◆ **STATED GOAL**:
The entries below are to be written out again without alteration.

◆ **Figure content listings**:
____

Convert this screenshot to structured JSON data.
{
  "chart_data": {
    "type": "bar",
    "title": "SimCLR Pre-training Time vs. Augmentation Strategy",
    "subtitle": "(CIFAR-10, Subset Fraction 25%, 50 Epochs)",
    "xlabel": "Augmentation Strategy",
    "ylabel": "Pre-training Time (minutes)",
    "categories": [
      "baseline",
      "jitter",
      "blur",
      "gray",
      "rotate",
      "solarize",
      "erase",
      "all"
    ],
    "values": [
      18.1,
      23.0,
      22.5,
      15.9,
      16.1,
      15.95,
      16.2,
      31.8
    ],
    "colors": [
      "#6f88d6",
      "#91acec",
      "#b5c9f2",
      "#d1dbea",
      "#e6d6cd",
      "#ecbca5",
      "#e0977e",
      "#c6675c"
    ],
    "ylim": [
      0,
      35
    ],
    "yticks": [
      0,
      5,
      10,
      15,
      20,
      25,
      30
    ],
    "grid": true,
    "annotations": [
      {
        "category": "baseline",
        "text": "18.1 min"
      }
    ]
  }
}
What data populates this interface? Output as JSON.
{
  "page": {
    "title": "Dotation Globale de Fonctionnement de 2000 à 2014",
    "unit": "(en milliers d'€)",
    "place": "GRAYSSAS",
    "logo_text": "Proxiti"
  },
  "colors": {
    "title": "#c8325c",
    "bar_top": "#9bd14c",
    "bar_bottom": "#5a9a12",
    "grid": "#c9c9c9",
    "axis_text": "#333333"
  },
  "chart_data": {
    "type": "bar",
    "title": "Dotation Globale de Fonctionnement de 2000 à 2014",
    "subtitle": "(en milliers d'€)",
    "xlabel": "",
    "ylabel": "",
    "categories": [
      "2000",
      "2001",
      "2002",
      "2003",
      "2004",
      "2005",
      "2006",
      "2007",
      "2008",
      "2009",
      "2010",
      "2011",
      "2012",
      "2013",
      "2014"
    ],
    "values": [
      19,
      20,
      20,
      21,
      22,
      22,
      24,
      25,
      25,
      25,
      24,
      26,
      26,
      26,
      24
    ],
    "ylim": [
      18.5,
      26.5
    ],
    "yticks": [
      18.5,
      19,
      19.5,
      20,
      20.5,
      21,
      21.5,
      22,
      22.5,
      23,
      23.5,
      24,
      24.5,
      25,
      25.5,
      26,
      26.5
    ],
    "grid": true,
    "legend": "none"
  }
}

____

◆ **RESPONSE TO THE TASK**:
Convert this screenshot to structured JSON data.
{
  "chart_data": {
    "type": "bar",
    "title": "SimCLR Pre-training Time vs. Augmentation Strategy",
    "subtitle": "(CIFAR-10, Subset Fraction 25%, 50 Epochs)",
    "xlabel": "Augmentation Strategy",
    "ylabel": "Pre-training Time (minutes)",
    "categories": [
      "baseline",
      "jitter",
      "blur",
      "gray",
      "rotate",
      "solarize",
      "erase",
      "all"
    ],
    "values": [
      18.1,
      23.0,
      22.5,
      15.9,
      16.1,
      15.95,
      16.2,
      31.8
    ],
    "colors": [
      "#6f88d6",
      "#91acec",
      "#b5c9f2",
      "#d1dbea",
      "#e6d6cd",
      "#ecbca5",
      "#e0977e",
      "#c6675c"
    ],
    "ylim": [
      0,
      35
    ],
    "yticks": [
      0,
      5,
      10,
      15,
      20,
      25,
      30
    ],
    "grid": true,
    "annotations": [
      {
        "category": "baseline",
        "text": "18.1 min"
      }
    ]
  }
}
What data populates this interface? Output as JSON.
{
  "page": {
    "title": "Dotation Globale de Fonctionnement de 2000 à 2014",
    "unit": "(en milliers d'€)",
    "place": "GRAYSSAS",
    "logo_text": "Proxiti"
  },
  "colors": {
    "title": "#c8325c",
    "bar_top": "#9bd14c",
    "bar_bottom": "#5a9a12",
    "grid": "#c9c9c9",
    "axis_text": "#333333"
  },
  "chart_data": {
    "type": "bar",
    "title": "Dotation Globale de Fonctionnement de 2000 à 2014",
    "subtitle": "(en milliers d'€)",
    "xlabel": "",
    "ylabel": "",
    "categories": [
      "2000",
      "2001",
      "2002",
      "2003",
      "2004",
      "2005",
      "2006",
      "2007",
      "2008",
      "2009",
      "2010",
      "2011",
      "2012",
      "2013",
      "2014"
    ],
    "values": [
      19,
      20,
      20,
      21,
      22,
      22,
      24,
      25,
      25,
      25,
      24,
      26,
      26,
      26,
      24
    ],
    "ylim": [
      18.5,
      26.5
    ],
    "yticks": [
      18.5,
      19,
      19.5,
      20,
      20.5,
      21,
      21.5,
      22,
      22.5,
      23,
      23.5,
      24,
      24.5,
      25,
      25.5,
      26,
      26.5
    ],
    "grid": true,
    "legend": "none"
  }
}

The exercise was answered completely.